== GIVEN RECORDS ==

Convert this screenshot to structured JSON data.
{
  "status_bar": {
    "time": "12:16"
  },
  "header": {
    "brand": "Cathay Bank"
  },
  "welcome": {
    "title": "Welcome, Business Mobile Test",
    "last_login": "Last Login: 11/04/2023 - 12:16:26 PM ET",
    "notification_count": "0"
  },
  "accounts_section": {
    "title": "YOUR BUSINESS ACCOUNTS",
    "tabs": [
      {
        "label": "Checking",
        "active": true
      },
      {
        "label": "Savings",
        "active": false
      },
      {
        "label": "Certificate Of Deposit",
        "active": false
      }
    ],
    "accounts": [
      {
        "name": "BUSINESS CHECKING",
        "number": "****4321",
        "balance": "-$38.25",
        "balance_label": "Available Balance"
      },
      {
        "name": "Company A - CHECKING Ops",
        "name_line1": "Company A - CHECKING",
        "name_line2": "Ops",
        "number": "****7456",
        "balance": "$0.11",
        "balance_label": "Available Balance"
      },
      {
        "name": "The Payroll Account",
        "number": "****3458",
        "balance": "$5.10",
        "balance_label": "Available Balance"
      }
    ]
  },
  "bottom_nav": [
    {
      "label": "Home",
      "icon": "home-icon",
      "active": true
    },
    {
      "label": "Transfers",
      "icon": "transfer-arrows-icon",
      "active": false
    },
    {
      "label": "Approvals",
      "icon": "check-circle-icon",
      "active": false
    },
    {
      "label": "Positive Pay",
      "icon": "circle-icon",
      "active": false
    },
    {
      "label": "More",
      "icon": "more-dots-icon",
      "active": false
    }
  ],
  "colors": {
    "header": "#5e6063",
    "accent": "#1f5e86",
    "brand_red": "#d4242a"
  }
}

===

◆ WHAT IS REQUIRED: Give back each line above precisely as it stands.

◆ TASK SOLUTION:
Convert this screenshot to structured JSON data.
{
  "status_bar": {
    "time": "12:16"
  },
  "header": {
    "brand": "Cathay Bank"
  },
  "welcome": {
    "title": "Welcome, Business Mobile Test",
    "last_login": "Last Login: 11/04/2023 - 12:16:26 PM ET",
    "notification_count": "0"
  },
  "accounts_section": {
    "title": "YOUR BUSINESS ACCOUNTS",
    "tabs": [
      {
        "label": "Checking",
        "active": true
      },
      {
        "label": "Savings",
        "active": false
      },
      {
        "label": "Certificate Of Deposit",
        "active": false
      }
    ],
    "accounts": [
      {
        "name": "BUSINESS CHECKING",
        "number": "****4321",
        "balance": "-$38.25",
        "balance_label": "Available Balance"
      },
      {
        "name": "Company A - CHECKING Ops",
        "name_line1": "Company A - CHECKING",
        "name_line2": "Ops",
        "number": "****7456",
        "balance": "$0.11",
        "balance_label": "Available Balance"
      },
      {
        "name": "The Payroll Account",
        "number": "****3458",
        "balance": "$5.10",
        "balance_label": "Available Balance"
      }
    ]
  },
  "bottom_nav": [
    {
      "label": "Home",
      "icon": "home-icon",
      "active": true
    },
    {
      "label": "Transfers",
      "icon": "transfer-arrows-icon",
      "active": false
    },
    {
      "label": "Approvals",
      "icon": "check-circle-icon",
      "active": false
    },
    {
      "label": "Positive Pay",
      "icon": "circle-icon",
      "active": false
    },
    {
      "label": "More",
      "icon": "more-dots-icon",
      "active": false
    }
  ],
  "colors": {
    "header": "#5e6063",
    "accent": "#1f5e86",
    "brand_red": "#d4242a"
  }
}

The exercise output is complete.